**STATED EXERCISE**
In the material below, find all lines with the string "Medical" and copy them.

**MATERIAL SHOWN**
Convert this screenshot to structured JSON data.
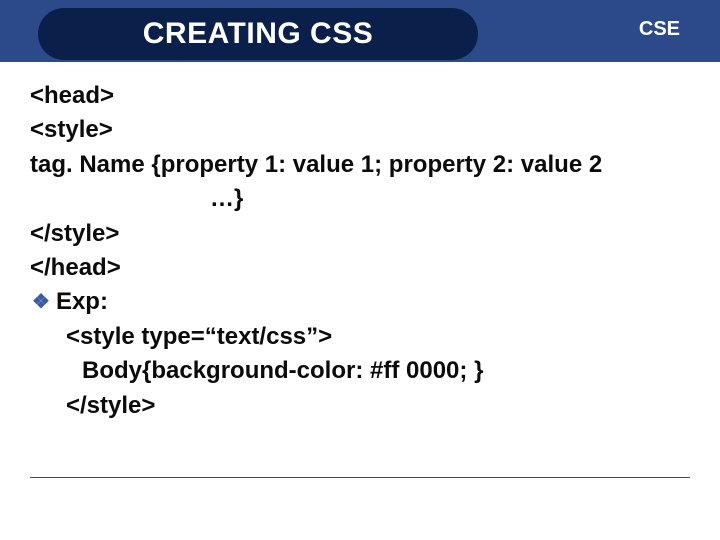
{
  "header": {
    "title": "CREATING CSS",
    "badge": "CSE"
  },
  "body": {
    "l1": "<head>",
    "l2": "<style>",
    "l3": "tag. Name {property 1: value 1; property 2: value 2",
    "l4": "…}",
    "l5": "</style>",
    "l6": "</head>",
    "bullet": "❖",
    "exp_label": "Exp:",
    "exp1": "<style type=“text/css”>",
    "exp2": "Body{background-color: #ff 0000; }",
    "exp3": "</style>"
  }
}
---
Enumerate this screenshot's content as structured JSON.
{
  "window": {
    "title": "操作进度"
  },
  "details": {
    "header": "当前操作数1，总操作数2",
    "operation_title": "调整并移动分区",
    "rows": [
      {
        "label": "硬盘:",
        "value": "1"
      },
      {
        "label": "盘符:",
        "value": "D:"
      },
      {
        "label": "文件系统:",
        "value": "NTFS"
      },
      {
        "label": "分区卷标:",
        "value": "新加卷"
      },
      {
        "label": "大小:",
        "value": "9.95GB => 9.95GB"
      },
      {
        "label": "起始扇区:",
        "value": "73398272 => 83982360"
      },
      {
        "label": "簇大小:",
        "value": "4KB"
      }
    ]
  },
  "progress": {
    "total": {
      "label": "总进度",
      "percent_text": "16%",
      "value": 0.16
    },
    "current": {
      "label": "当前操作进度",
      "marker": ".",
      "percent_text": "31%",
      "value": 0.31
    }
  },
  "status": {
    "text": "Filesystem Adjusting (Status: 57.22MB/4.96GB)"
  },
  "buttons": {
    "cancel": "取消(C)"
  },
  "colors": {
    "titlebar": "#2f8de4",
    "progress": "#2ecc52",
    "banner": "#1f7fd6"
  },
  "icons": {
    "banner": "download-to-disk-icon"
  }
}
==
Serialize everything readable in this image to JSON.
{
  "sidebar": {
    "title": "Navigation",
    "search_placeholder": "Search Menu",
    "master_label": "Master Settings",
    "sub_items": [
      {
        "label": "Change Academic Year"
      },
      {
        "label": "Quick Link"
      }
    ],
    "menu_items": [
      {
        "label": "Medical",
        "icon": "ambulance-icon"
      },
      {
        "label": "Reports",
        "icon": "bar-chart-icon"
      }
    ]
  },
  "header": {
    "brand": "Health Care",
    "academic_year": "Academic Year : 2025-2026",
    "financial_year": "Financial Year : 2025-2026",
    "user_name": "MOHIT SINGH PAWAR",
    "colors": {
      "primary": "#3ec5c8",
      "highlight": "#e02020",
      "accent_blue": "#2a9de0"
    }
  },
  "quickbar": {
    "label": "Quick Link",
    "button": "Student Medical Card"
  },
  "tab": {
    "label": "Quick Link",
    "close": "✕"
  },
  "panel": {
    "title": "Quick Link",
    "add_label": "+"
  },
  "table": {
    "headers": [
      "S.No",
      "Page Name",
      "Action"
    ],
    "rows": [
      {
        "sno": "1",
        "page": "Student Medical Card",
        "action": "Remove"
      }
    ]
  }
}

**EXERCISE SOLUTION**
        "label": "Medical",
    "button": "Student Medical Card"
        "page": "Student Medical Card",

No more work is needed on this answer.